Could you reproduce, word for word, the lines of the entries below from the line with "Patent image size: (1436, 408)." up to and including the line with "The inflatable balloon 50 is at (1248, 207)."?

### Raw records
** Start **
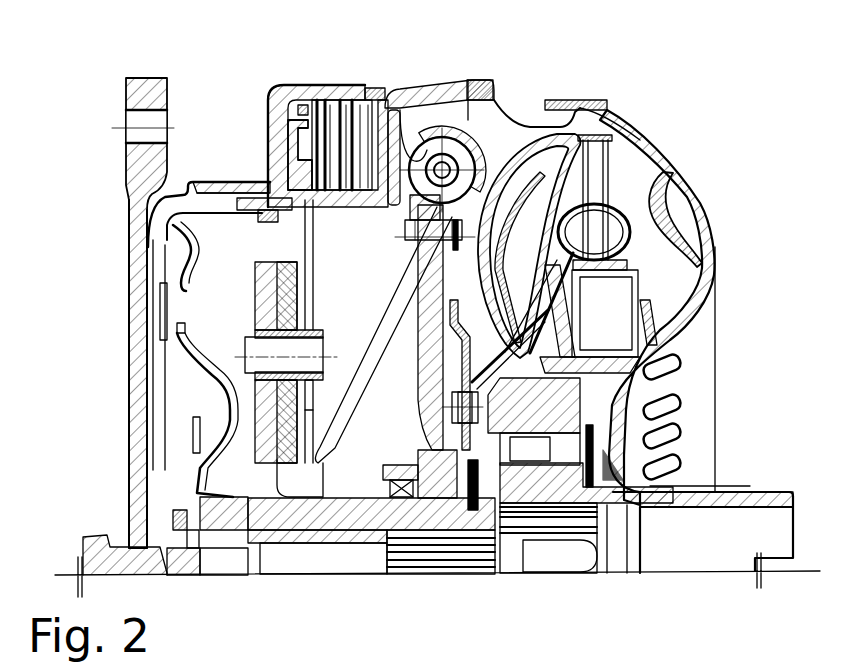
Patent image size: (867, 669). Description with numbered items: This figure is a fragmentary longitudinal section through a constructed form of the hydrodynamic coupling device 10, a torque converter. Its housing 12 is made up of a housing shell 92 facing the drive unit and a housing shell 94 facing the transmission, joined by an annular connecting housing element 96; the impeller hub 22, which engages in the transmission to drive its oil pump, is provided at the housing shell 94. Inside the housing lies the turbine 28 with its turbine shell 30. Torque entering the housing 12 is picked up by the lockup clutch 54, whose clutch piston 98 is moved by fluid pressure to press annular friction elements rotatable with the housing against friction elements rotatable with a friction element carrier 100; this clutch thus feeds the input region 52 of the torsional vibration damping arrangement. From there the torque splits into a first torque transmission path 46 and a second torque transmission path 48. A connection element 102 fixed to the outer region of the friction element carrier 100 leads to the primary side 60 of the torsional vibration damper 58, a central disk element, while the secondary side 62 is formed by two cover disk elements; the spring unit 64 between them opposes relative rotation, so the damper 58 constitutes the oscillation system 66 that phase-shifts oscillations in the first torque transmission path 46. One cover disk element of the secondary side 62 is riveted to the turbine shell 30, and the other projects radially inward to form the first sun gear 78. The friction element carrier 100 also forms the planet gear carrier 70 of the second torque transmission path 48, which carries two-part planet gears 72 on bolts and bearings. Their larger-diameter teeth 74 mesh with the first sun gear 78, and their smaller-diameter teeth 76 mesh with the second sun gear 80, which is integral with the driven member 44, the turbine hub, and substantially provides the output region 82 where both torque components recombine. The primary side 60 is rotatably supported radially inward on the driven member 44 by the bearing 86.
** End **
** Start **
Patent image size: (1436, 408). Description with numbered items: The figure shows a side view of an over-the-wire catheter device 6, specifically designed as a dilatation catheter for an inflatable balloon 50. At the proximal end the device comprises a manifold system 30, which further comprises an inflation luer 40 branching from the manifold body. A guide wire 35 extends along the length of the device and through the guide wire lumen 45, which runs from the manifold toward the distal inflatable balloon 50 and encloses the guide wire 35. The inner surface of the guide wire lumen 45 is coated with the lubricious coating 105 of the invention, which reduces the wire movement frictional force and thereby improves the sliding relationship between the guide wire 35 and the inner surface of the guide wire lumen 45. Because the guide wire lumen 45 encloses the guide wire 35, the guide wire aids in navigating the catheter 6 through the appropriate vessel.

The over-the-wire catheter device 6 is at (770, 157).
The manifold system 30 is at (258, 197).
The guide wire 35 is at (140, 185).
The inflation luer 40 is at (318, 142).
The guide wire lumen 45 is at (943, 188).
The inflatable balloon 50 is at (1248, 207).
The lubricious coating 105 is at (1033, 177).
** End **
### Solution for this problem
Patent image size: (1436, 408). Description with numbered items: The figure shows a side view of an over-the-wire catheter device 6, specifically designed as a dilatation catheter for an inflatable balloon 50. At the proximal end the device comprises a manifold system 30, which further comprises an inflation luer 40 branching from the manifold body. A guide wire 35 extends along the length of the device and through the guide wire lumen 45, which runs from the manifold toward the distal inflatable balloon 50 and encloses the guide wire 35. The inner surface of the guide wire lumen 45 is coated with the lubricious coating 105 of the invention, which reduces the wire movement frictional force and thereby improves the sliding relationship between the guide wire 35 and the inner surface of the guide wire lumen 45. Because the guide wire lumen 45 encloses the guide wire 35, the guide wire aids in navigating the catheter 6 through the appropriate vessel.

The over-the-wire catheter device 6 is at (770, 157).
The manifold system 30 is at (258, 197).
The guide wire 35 is at (140, 185).
The inflation luer 40 is at (318, 142).
The guide wire lumen 45 is at (943, 188).
The inflatable balloon 50 is at (1248, 207).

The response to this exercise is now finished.